● Task statement: From the entries below, list each line with "qayta".

● Exercise materials:
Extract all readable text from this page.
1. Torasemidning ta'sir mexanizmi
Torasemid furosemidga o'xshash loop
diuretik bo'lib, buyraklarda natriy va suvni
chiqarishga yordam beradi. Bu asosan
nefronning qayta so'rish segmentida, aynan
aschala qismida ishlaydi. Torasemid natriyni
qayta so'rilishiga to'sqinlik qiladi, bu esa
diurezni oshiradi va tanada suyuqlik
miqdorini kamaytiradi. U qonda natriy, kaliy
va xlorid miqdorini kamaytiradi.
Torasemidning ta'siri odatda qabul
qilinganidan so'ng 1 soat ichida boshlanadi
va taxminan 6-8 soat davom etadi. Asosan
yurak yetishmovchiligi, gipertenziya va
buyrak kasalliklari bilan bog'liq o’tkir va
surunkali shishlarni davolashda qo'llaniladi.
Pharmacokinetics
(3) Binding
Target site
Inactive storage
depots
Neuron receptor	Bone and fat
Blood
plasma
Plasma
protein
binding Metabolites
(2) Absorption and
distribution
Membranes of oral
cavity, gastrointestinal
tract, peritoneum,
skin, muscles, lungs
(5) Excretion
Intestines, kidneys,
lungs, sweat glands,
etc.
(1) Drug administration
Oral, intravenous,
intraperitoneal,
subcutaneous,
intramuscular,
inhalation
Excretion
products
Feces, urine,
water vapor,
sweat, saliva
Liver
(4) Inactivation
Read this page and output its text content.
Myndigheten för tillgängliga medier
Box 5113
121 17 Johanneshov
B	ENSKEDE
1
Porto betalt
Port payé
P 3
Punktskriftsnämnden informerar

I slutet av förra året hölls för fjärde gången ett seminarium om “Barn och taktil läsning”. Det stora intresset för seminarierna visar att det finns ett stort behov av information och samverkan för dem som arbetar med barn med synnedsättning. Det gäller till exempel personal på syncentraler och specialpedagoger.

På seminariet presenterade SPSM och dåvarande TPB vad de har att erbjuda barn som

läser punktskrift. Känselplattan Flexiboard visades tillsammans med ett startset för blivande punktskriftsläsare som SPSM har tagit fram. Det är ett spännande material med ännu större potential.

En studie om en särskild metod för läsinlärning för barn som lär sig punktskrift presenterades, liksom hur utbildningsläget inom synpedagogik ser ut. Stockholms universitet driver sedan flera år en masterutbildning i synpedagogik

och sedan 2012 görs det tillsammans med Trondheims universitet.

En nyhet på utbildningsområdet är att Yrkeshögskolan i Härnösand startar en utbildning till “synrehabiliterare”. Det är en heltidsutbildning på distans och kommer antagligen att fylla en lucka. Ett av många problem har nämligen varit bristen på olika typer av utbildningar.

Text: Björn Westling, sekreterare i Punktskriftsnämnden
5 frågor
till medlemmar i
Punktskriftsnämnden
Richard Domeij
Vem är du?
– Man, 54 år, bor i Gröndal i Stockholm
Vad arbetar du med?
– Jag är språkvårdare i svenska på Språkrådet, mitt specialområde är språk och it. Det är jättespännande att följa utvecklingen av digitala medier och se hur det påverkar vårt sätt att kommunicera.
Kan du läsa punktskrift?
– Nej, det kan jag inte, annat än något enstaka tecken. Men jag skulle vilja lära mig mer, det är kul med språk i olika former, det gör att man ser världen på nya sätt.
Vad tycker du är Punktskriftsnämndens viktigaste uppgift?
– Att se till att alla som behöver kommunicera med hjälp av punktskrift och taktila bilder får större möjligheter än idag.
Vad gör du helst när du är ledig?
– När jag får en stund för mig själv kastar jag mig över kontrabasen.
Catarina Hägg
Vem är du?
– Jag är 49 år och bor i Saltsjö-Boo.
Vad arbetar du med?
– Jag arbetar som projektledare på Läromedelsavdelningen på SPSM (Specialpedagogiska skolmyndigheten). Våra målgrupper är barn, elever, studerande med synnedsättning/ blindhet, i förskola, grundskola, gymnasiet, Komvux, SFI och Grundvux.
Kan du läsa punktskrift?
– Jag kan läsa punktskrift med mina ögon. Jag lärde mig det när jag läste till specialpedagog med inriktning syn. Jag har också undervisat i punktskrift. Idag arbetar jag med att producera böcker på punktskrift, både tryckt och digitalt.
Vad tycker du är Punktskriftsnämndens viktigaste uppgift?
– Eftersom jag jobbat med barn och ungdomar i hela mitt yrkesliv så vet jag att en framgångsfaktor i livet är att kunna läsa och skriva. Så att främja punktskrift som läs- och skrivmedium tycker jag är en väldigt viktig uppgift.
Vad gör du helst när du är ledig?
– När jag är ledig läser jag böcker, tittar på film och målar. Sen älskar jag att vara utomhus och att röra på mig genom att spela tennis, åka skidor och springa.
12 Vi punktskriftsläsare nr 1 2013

● Exercise output:
nefronning qayta so'rish segmentida, aynan
qayta so'rilishiga to'sqinlik qiladi, bu esa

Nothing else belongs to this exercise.